### Stated task
Copy the lines below as they are; omit the images they contain.

### Items listed in a dataset
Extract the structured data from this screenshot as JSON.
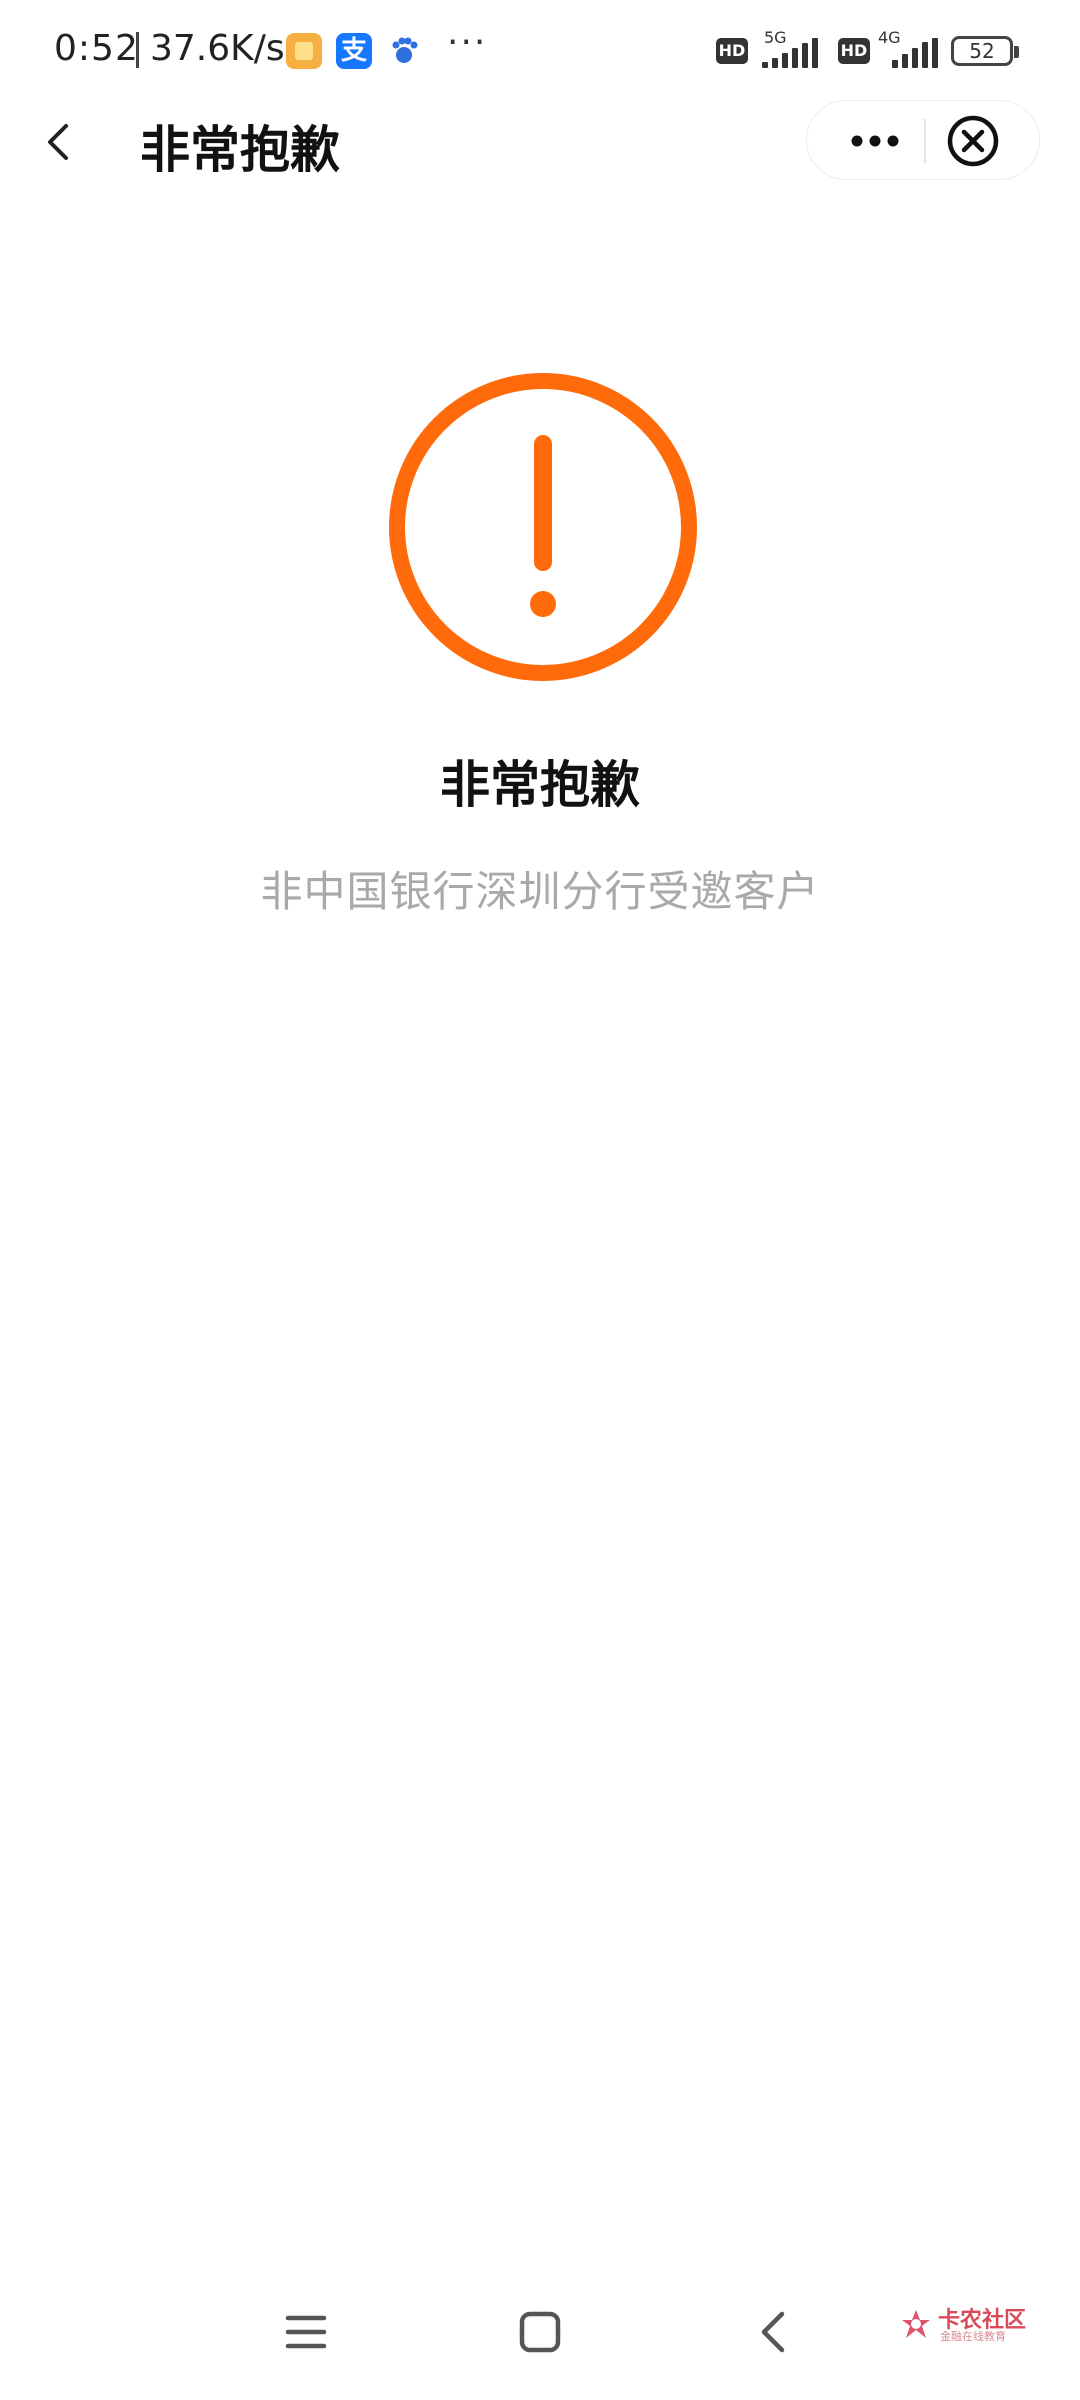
{
  "status_bar": {
    "time": "0:52",
    "net_speed": "37.6K/s",
    "notification_icons": [
      "gallery-icon",
      "alipay-icon",
      "baidu-icon"
    ],
    "alipay_glyph": "支",
    "more": "···",
    "hd_label": "HD",
    "sim1_network": "5G",
    "sim2_network": "4G",
    "battery_level": "52"
  },
  "nav": {
    "title": "非常抱歉",
    "back_icon": "chevron-left-icon",
    "more_icon": "more-dots-icon",
    "close_icon": "close-circle-icon"
  },
  "result": {
    "icon": "warning-circle-icon",
    "icon_color": "#ff6a0a",
    "title": "非常抱歉",
    "description": "非中国银行深圳分行受邀客户"
  },
  "system_nav": {
    "menu_icon": "menu-icon",
    "home_icon": "home-square-icon",
    "back_icon": "back-chevron-icon"
  },
  "watermark": {
    "text": "卡农社区",
    "subtext": "金融在线教育"
  }
}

### Response
Extract the structured data from this screenshot as JSON.
{
  "status_bar": {
    "time": "0:52",
    "net_speed": "37.6K/s",
    "notification_icons": [
      "gallery-icon",
      "alipay-icon",
      "baidu-icon"
    ],
    "alipay_glyph": "支",
    "more": "···",
    "hd_label": "HD",
    "sim1_network": "5G",
    "sim2_network": "4G",
    "battery_level": "52"
  },
  "nav": {
    "title": "非常抱歉",
    "back_icon": "chevron-left-icon",
    "more_icon": "more-dots-icon",
    "close_icon": "close-circle-icon"
  },
  "result": {
    "icon": "warning-circle-icon",
    "icon_color": "#ff6a0a",
    "title": "非常抱歉",
    "description": "非中国银行深圳分行受邀客户"
  },
  "system_nav": {
    "menu_icon": "menu-icon",
    "home_icon": "home-square-icon",
    "back_icon": "back-chevron-icon"
  },
  "watermark": {
    "text": "卡农社区",
    "subtext": "金融在线教育"
  }
}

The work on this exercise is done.